§ **Arbeitsanweisung**
Gib aus dem Text zur Kinderbetreuung in Österreich den Abschnitt wortgetreu aus, beginnend mit „Die PR-Spezialistin arbeitet“ und fortlaufend bis einschließlich „Wiedereinstieg ins Berufsleben.“.

§ **Vorgegebener Text**

Bianca Obermaier, Mutter von einem Sohn namens Noel, hat schon Arbeitserfahrung und ist weniger optimistisch: "Es ist schon schwierig - der Noel fängt im Herbst mit der Schule an -, dass man die Kinderbetreuung organisiert, es ist eine Kostensache, die Volksschule hört um 12:00, 13:00 Uhr auf, ich arbeite aber bis 14:00 Uhr, kann ihn frühestens um 15:00 Uhr abholen.“

Die PR-Spezialistin arbeitet Teilzeit und sieht sich benachteiligt: "Mir ist schon im Vorstellungsgespräch passiert, dass man mich gefragt hat: Was machen Sie, wenn ihr Kind krank ist? Naja, zu Hause bleiben halt. Ich glaube schon, dass ich einen Job nicht bekommen habe, weil ich ein Kind habe."

Hürden beim Wiedereinstieg

Egal in welcher privaten Situation diese Mütter sind, sie hatten Glück, denn sie haben einen Kinderbetreuungsplatz - eine wichtige Voraussetzung, dass sie überhaupt arbeiten können. Für Null- bis Zweijährige sind Kinderbetreuungsplätze in Österreich aber Mangelware, das erschwert den raschen Wiedereinstieg ins Berufsleben.

Nur 16 Prozent der Kindergeldbezieher mit Kleinkindern haben einen Platz, sei es Krippe oder Tagesmutter, rechnet die Arbeiterkammer (AK) vor. Doppelt so viele sollten es laut einer Zielvorgabe der Europäischen Union sein, sagt Ingrid Moritz, Frauenexpertin der AK. Es fehlen 40.000 Plätze. Österreichweit sind die Unterschiede groß: In Wien sind 27 Prozent der Null- bis Zweijährigen in Betreuung, in anderen Bundesländern, etwa Oberösterreich nur acht Prozent.

Die fehlenden Betreuungsplätze seien der Hauptgrund, warum die meisten Mütter in Österreich lange, also mindestens zwei Jahre, in Karenz bleiben, sagt Moritz, obwohl es ja inzwischen auch kürzere Karenzmodelle gibt, die einen frühen Wiedereinstieg leichter machen sollten.

Kind ohne Karriere?

Kind und Karriere, das ist ohne den Willen der Politik, in mehr Kinderbetreuungsplätze zu investieren, nicht möglich, bestätigt auch die Personalmanagerin Manuela Lindlbaur. "Solange nicht sichergestellt ist, dass wir eine ordentliche Kinderbetreuung haben, und zwar nicht ab dem dritten Lebensjahr in einem Kindergarten, sondern ab dem fünften, sechsten Monat, wo man Kinder von 7:00 Uhr in der Früh bis 18:00 Uhr am Abend in einer qualitativen Betreuung unterbringen kann, brauchen wir über Karrieren überhaupt nicht sprechen. Da rede ich nicht nur von Frauen in Führungspositionen, sondern von der Frau, die sich in einer Vollbeschäftigung befindet.“

Auch in einem anderen Punkt sind sich die Expertinnen einig: Österreich hat auch ein kulturelles Problem mit arbeitenden Müttern. Noch immer werden viele als "Rabenmütter" abgestempelt. Ein Wort, das es übrigens in anderen Sprachen gar nicht gibt.

Daten zur Platzierung der Elemente
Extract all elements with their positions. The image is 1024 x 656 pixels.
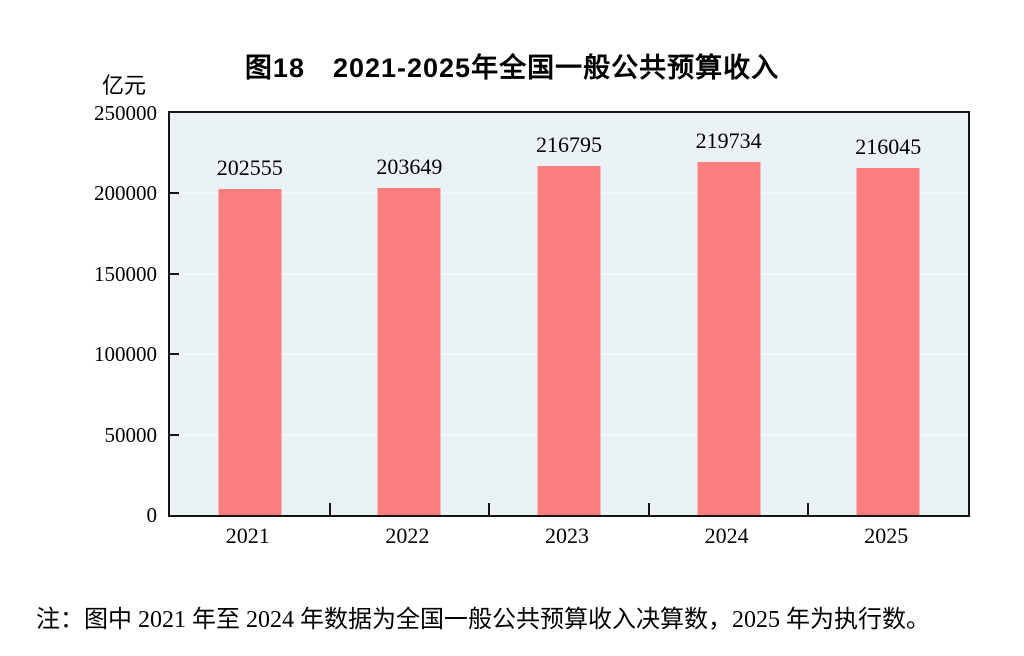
bar-2024 — [697, 161, 761, 515]
y-tick-label-100000: 100000 — [94, 342, 157, 367]
x-tick-label-2021: 2021 — [225, 523, 270, 548]
bar-slot-2024: 219734 — [649, 113, 809, 515]
plot-area: 202555 203649 216795 219734 216045 — [168, 111, 970, 517]
bar-2021 — [218, 189, 282, 515]
x-tick-label-2022: 2022 — [385, 523, 430, 548]
bar-value-2021: 202555 — [216, 155, 283, 181]
x-tick-mark-2 — [488, 503, 491, 515]
y-tick-mark-100000 — [170, 353, 179, 356]
chart-title: 图18 2021-2025年全国一般公共预算收入 — [244, 53, 780, 83]
bar-slot-2023: 216795 — [489, 113, 649, 515]
y-tick-label-200000: 200000 — [94, 181, 157, 206]
bar-value-2024: 219734 — [695, 127, 762, 153]
bar-slot-2021: 202555 — [170, 113, 330, 515]
footnote: 注：图中 2021 年至 2024 年数据为全国一般公共预算收入决算数，2025… — [36, 607, 930, 633]
y-tick-label-0: 0 — [146, 503, 158, 527]
x-tick-mark-1 — [328, 503, 331, 515]
bar-2023 — [537, 166, 601, 515]
bar-2022 — [377, 187, 441, 515]
y-tick-mark-200000 — [170, 192, 179, 195]
bar-slot-2025: 216045 — [808, 113, 968, 515]
bar-2025 — [856, 167, 920, 515]
bar-slot-2022: 203649 — [330, 113, 490, 515]
y-tick-label-50000: 50000 — [104, 422, 158, 447]
bar-value-2022: 203649 — [376, 153, 443, 179]
y-tick-label-150000: 150000 — [94, 261, 157, 286]
bar-value-2023: 216795 — [535, 132, 602, 158]
y-tick-mark-150000 — [170, 272, 179, 275]
x-tick-mark-4 — [807, 503, 810, 515]
x-tick-label-2024: 2024 — [704, 523, 749, 548]
x-tick-label-2025: 2025 — [864, 523, 909, 548]
y-tick-mark-50000 — [170, 433, 179, 436]
y-axis-labels: 0 50000 100000 150000 200000 250000 — [0, 102, 158, 526]
y-axis-unit-label: 亿元 — [102, 73, 147, 98]
x-tick-label-2023: 2023 — [544, 523, 589, 548]
x-tick-mark-3 — [647, 503, 650, 515]
y-tick-label-250000: 250000 — [94, 101, 157, 125]
x-axis-labels: 2021 2022 2023 2024 2025 — [168, 521, 966, 555]
bar-value-2025: 216045 — [855, 133, 922, 159]
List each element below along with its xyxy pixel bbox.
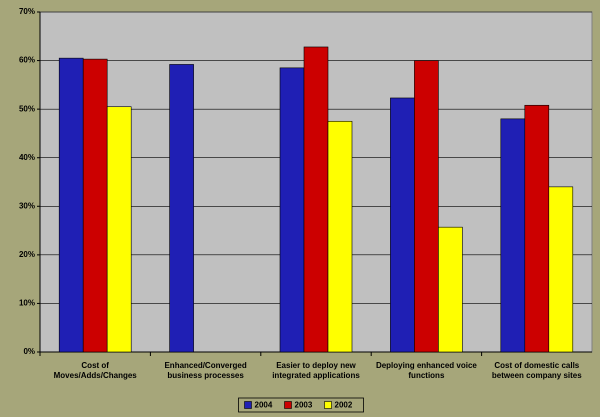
legend-swatch bbox=[324, 401, 332, 409]
legend-label: 2002 bbox=[335, 401, 353, 410]
x-tick-label: Cost of domestic calls bbox=[494, 361, 579, 370]
bar bbox=[106, 106, 132, 353]
y-tick-label: 0% bbox=[23, 347, 35, 356]
y-tick-label: 20% bbox=[19, 250, 35, 259]
bar bbox=[58, 57, 84, 353]
x-tick-label: between company sites bbox=[492, 371, 582, 380]
y-tick-label: 70% bbox=[19, 7, 35, 16]
legend-box bbox=[238, 397, 364, 413]
bar bbox=[390, 97, 415, 353]
bar bbox=[438, 226, 463, 353]
bar bbox=[303, 46, 329, 353]
y-tick-label: 40% bbox=[19, 153, 35, 162]
y-tick-label: 60% bbox=[19, 56, 35, 65]
x-tick-label: Easier to deploy new bbox=[276, 361, 356, 370]
x-tick-label: business processes bbox=[167, 371, 244, 380]
bar bbox=[169, 64, 194, 353]
bar bbox=[327, 120, 353, 353]
x-tick-label: Cost of bbox=[81, 361, 109, 370]
legend-swatch bbox=[244, 401, 252, 409]
bar bbox=[414, 60, 439, 353]
x-tick-label: Moves/Adds/Changes bbox=[54, 371, 138, 380]
y-tick-label: 30% bbox=[19, 201, 35, 210]
legend-label: 2004 bbox=[255, 401, 273, 410]
y-tick-label: 10% bbox=[19, 299, 35, 308]
y-tick-label: 50% bbox=[19, 104, 35, 113]
x-tick-label: functions bbox=[408, 371, 445, 380]
bar bbox=[548, 186, 574, 353]
x-tick-label: Deploying enhanced voice bbox=[376, 361, 477, 370]
bar bbox=[524, 104, 550, 353]
bar bbox=[82, 58, 108, 353]
bar bbox=[279, 67, 305, 353]
legend-swatch bbox=[284, 401, 292, 409]
x-tick-label: integrated applications bbox=[272, 371, 360, 380]
x-tick-label: Enhanced/Converged bbox=[164, 361, 246, 370]
bar bbox=[500, 118, 526, 353]
legend-label: 2003 bbox=[295, 401, 313, 410]
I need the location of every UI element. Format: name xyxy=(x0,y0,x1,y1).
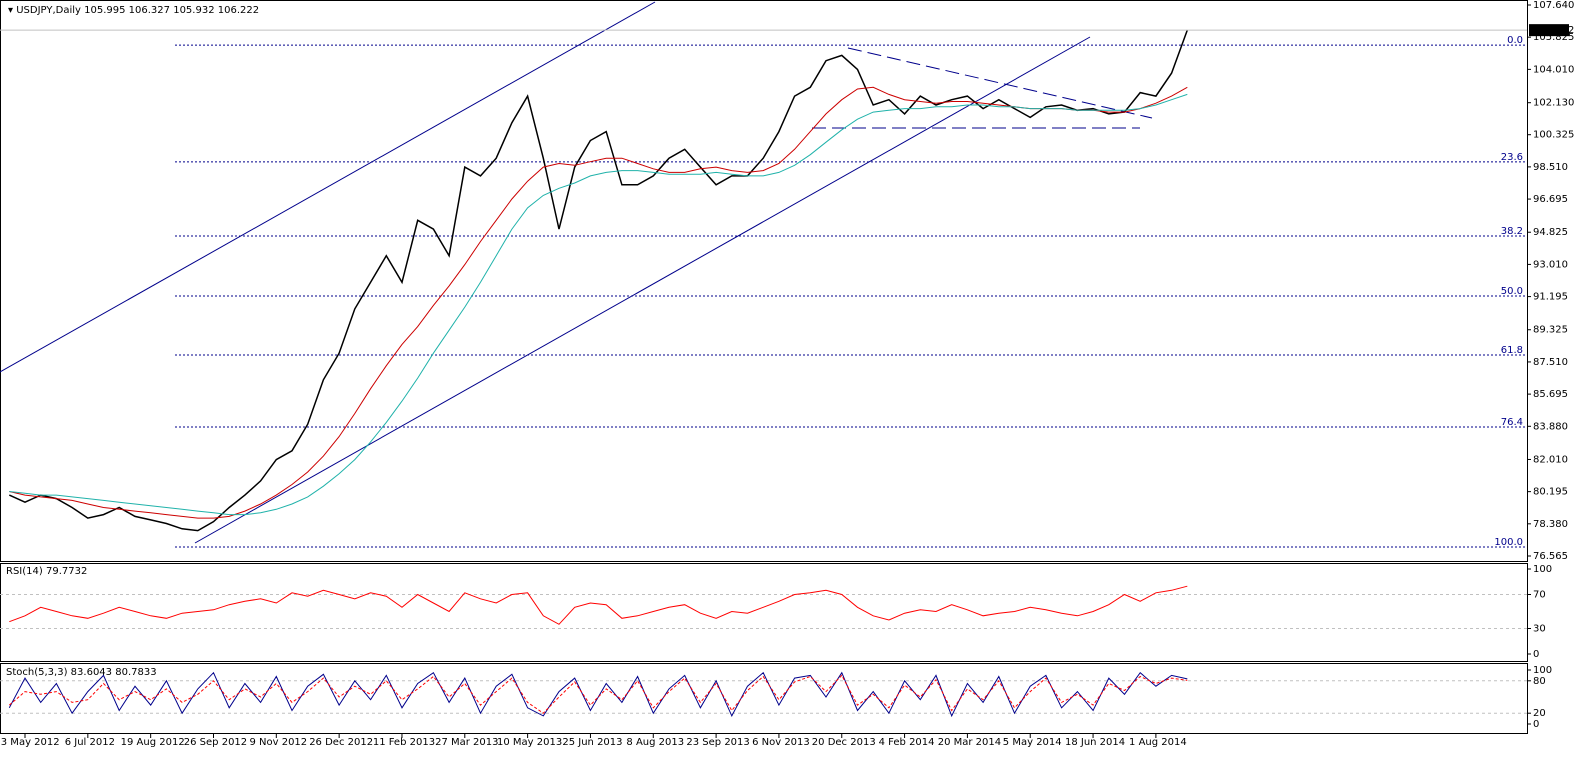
y-tick-label: 107.640 xyxy=(1533,0,1574,11)
y-tick-label: 104.010 xyxy=(1533,64,1574,75)
x-tick-label: 6 Nov 2013 xyxy=(752,737,810,748)
y-tick-label: 100 xyxy=(1533,564,1552,575)
x-tick-label: 11 Feb 2013 xyxy=(373,737,435,748)
ohlc-close: 106.222 xyxy=(218,5,259,16)
indicator-line xyxy=(9,93,1188,516)
stoch-d-current: 80.7833 xyxy=(115,667,156,678)
x-tick-label: 10 May 2013 xyxy=(497,737,562,748)
channel-lower xyxy=(194,36,1091,544)
y-tick-label: 20 xyxy=(1533,708,1546,719)
stoch-pane xyxy=(0,663,1528,734)
fib-label: 38.2 xyxy=(1501,226,1523,237)
chart-header: ▾ USDJPY,Daily 105.995 106.327 105.932 1… xyxy=(8,5,259,16)
indicator-line xyxy=(8,674,1188,714)
x-tick-label: 26 Sep 2012 xyxy=(184,737,247,748)
indicator-line xyxy=(9,86,1188,519)
y-tick-label: 102.130 xyxy=(1533,98,1574,109)
y-tick-label: 82.010 xyxy=(1533,454,1568,465)
y-tick-label: 105.825 xyxy=(1533,32,1574,43)
y-tick-label: 83.880 xyxy=(1533,421,1568,432)
stoch-name: Stoch(5,3,3) xyxy=(6,667,68,678)
x-tick-label: 9 Nov 2012 xyxy=(249,737,307,748)
fib-label: 76.4 xyxy=(1501,417,1523,428)
stoch-k-current: 83.6043 xyxy=(71,667,112,678)
rsi-current: 79.7732 xyxy=(46,566,87,577)
y-tick-label: 100.325 xyxy=(1533,130,1574,141)
y-tick-label: 30 xyxy=(1533,624,1546,635)
ohlc-low: 105.932 xyxy=(173,5,214,16)
y-tick-label: 87.510 xyxy=(1533,357,1568,368)
last-price-label: 106.222 xyxy=(1533,25,1574,36)
y-tick-label: 93.010 xyxy=(1533,259,1568,270)
y-tick-label: 98.510 xyxy=(1533,162,1568,173)
x-tick-label: 4 Feb 2014 xyxy=(879,737,935,748)
fib-label: 61.8 xyxy=(1501,345,1523,356)
y-tick-label: 70 xyxy=(1533,590,1546,601)
x-tick-label: 8 Aug 2013 xyxy=(626,737,684,748)
channel-upper xyxy=(0,1,656,373)
y-tick-label: 80.195 xyxy=(1533,487,1568,498)
y-tick-label: 0 xyxy=(1533,649,1539,660)
rsi-header: RSI(14) 79.7732 xyxy=(6,566,87,577)
resistance-line xyxy=(847,47,1153,119)
y-tick-label: 89.325 xyxy=(1533,325,1568,336)
x-tick-label: 27 Mar 2013 xyxy=(435,737,498,748)
trend-lines xyxy=(0,1,1153,544)
rsi-name: RSI(14) xyxy=(6,566,43,577)
y-tick-label: 94.825 xyxy=(1533,227,1568,238)
x-tick-label: 23 May 2012 xyxy=(0,737,60,748)
x-tick-label: 23 Sep 2013 xyxy=(686,737,749,748)
indicator-line xyxy=(8,671,1188,718)
ohlc-open: 105.995 xyxy=(84,5,125,16)
stoch-header: Stoch(5,3,3) 83.6043 80.7833 xyxy=(6,667,157,678)
y-tick-label: 76.565 xyxy=(1533,551,1568,562)
fib-label: 23.6 xyxy=(1501,152,1523,163)
ohlc-high: 106.327 xyxy=(129,5,170,16)
x-tick-label: 1 Aug 2014 xyxy=(1129,737,1187,748)
y-tick-label: 85.695 xyxy=(1533,389,1568,400)
x-tick-label: 19 Aug 2012 xyxy=(121,737,185,748)
x-tick-label: 20 Dec 2013 xyxy=(812,737,876,748)
y-tick-label: 80 xyxy=(1533,676,1546,687)
fib-label: 50.0 xyxy=(1501,286,1523,297)
x-tick-label: 5 May 2014 xyxy=(1003,737,1062,748)
fib-label: 100.0 xyxy=(1494,537,1523,548)
x-tick-label: 25 Jun 2013 xyxy=(562,737,622,748)
y-tick-label: 0 xyxy=(1533,719,1539,730)
x-tick-label: 6 Jul 2012 xyxy=(65,737,115,748)
y-tick-label: 91.195 xyxy=(1533,292,1568,303)
y-tick-label: 96.695 xyxy=(1533,194,1568,205)
x-tick-label: 26 Dec 2012 xyxy=(309,737,373,748)
symbol-triangle: ▾ xyxy=(8,5,16,16)
x-tick-label: 18 Jun 2014 xyxy=(1065,737,1125,748)
fib-label: 0.0 xyxy=(1507,35,1523,46)
symbol: USDJPY,Daily xyxy=(16,5,81,16)
x-tick-label: 20 Mar 2014 xyxy=(938,737,1001,748)
indicator-line xyxy=(9,585,1188,625)
y-tick-label: 78.380 xyxy=(1533,519,1568,530)
price-pane xyxy=(0,0,1528,562)
last-price-tag xyxy=(1529,24,1569,37)
rsi-pane xyxy=(0,563,1528,662)
y-tick-label: 100 xyxy=(1533,665,1552,676)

§ **Musterlösung**
Die PR-Spezialistin arbeitet Teilzeit und sieht sich benachteiligt: "Mir ist schon im Vorstellungsgespräch passiert, dass man mich gefragt hat: Was machen Sie, wenn ihr Kind krank ist? Naja, zu Hause bleiben halt. Ich glaube schon, dass ich einen Job nicht bekommen habe, weil ich ein Kind habe."

Hürden beim Wiedereinstieg

Egal in welcher privaten Situation diese Mütter sind, sie hatten Glück, denn sie haben einen Kinderbetreuungsplatz - eine wichtige Voraussetzung, dass sie überhaupt arbeiten können. Für Null- bis Zweijährige sind Kinderbetreuungsplätze in Österreich aber Mangelware, das erschwert den raschen Wiedereinstieg ins Berufsleben.